Set task
Write the number of lines holding the word "this", and nothing else.

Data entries

START

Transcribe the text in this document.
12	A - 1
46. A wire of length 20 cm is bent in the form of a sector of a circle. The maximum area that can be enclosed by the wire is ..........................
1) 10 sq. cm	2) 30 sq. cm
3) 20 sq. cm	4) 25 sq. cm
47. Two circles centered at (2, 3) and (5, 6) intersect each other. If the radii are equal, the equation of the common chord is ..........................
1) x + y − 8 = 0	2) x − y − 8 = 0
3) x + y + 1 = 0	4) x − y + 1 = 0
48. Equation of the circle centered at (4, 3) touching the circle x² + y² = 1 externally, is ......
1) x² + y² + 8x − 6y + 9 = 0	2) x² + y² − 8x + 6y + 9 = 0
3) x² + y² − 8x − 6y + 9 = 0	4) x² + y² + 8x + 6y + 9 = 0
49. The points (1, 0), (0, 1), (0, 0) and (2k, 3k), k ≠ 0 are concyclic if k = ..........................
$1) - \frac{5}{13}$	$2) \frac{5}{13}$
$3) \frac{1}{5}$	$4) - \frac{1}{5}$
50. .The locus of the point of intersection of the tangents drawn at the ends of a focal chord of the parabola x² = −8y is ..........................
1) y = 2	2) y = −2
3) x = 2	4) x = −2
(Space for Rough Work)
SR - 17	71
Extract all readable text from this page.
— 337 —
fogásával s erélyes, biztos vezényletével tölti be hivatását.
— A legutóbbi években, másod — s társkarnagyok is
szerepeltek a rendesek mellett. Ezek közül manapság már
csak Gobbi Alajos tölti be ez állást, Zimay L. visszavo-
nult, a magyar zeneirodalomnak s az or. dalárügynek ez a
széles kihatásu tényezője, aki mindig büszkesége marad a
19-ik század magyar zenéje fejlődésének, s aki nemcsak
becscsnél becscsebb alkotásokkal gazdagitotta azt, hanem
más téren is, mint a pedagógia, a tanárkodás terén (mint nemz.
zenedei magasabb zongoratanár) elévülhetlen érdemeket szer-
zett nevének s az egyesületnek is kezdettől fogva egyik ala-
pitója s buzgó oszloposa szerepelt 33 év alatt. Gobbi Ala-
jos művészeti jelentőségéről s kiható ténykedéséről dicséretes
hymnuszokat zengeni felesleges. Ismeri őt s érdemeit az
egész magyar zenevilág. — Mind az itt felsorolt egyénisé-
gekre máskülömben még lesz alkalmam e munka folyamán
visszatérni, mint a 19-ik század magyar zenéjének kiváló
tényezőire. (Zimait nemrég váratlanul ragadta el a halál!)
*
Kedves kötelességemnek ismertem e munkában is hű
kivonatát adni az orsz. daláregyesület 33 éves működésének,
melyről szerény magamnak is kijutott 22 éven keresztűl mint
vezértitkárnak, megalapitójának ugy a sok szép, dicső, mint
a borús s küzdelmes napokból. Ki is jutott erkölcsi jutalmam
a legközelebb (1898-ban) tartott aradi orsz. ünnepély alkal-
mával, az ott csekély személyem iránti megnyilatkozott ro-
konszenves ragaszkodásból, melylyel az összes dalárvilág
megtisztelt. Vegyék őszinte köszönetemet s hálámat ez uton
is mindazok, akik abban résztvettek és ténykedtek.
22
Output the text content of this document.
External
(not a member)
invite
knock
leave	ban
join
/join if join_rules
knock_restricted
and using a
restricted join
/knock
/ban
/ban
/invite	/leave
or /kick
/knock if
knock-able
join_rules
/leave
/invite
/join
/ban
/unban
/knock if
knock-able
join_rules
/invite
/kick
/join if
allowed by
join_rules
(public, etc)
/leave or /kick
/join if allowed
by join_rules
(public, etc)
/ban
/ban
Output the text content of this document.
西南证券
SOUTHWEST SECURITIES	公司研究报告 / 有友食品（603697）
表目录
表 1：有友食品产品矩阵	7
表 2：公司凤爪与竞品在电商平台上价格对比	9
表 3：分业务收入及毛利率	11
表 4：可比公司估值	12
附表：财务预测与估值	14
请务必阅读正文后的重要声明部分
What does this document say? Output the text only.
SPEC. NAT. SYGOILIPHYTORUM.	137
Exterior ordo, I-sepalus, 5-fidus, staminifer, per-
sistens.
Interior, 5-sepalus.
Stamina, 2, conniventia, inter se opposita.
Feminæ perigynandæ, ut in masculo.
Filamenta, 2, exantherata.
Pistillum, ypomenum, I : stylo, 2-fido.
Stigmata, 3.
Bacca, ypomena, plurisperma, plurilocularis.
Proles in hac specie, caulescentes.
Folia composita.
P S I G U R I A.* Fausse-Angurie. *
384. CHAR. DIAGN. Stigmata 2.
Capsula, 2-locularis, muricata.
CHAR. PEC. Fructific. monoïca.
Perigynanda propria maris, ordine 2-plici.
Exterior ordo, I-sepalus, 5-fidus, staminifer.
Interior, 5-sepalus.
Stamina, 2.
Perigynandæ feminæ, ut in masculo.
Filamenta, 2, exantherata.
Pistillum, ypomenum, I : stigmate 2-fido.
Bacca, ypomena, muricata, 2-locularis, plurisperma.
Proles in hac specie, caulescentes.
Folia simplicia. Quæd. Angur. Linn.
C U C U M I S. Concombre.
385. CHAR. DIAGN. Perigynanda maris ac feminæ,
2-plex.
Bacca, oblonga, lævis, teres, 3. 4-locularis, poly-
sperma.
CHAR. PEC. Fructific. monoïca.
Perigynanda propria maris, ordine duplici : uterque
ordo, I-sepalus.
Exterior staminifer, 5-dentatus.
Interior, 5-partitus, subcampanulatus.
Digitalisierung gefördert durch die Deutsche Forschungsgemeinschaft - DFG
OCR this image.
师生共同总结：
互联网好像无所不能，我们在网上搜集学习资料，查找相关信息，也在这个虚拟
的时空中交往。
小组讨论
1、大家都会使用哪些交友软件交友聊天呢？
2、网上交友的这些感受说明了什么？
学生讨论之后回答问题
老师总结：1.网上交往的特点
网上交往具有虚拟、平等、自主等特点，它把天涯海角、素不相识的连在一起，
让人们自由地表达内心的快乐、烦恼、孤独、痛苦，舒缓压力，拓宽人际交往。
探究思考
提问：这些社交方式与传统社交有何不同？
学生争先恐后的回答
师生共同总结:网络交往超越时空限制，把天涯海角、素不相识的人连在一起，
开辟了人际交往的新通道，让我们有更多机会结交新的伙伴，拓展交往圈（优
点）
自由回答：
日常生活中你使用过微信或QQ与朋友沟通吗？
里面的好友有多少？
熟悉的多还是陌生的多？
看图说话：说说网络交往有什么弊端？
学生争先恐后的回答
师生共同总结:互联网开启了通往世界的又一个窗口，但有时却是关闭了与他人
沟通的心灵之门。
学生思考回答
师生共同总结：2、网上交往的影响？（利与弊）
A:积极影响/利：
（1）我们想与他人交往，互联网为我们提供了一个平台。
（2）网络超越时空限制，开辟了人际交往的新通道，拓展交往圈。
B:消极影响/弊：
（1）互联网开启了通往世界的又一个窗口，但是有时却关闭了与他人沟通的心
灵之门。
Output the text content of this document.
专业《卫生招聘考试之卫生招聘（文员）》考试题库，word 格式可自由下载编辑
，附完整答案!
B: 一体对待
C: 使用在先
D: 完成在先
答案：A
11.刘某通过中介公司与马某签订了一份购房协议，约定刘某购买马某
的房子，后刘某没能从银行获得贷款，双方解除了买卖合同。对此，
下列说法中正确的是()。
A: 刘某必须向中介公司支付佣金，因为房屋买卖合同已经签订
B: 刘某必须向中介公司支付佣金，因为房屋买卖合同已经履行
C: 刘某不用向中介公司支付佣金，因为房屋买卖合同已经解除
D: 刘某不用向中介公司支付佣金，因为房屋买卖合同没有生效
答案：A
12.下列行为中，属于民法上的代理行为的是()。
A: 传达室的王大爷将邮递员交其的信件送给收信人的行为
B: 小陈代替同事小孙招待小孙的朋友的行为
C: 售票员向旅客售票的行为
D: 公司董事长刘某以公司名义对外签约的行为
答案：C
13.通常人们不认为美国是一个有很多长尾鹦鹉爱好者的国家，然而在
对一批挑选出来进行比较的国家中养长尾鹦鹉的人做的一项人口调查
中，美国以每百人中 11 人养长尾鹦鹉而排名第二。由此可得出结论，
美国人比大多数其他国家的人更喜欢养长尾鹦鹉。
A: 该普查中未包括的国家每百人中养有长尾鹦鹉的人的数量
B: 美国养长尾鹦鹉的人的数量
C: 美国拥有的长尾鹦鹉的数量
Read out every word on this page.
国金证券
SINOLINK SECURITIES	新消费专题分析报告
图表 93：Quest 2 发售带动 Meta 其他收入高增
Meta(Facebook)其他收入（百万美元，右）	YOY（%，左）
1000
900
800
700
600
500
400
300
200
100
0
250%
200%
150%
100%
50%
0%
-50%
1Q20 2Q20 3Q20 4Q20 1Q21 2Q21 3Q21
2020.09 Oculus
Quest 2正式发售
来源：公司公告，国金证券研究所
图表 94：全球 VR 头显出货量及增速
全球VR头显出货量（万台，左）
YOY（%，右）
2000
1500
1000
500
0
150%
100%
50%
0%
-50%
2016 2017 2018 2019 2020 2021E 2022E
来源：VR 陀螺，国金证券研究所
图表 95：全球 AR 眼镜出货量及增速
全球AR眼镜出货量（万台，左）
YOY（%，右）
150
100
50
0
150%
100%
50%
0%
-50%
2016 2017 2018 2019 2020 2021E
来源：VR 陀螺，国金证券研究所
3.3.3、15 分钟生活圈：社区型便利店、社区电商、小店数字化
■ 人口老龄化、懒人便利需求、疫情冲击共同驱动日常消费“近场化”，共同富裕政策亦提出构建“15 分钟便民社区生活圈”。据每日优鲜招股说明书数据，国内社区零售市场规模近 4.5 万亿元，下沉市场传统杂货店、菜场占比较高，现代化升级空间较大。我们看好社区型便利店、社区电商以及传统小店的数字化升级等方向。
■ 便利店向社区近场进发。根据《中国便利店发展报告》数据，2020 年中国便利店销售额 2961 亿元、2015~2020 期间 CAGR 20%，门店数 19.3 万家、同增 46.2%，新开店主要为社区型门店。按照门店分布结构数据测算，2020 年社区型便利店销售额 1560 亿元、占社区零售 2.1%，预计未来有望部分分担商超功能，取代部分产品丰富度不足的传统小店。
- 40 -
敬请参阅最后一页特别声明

END

Complete answer
8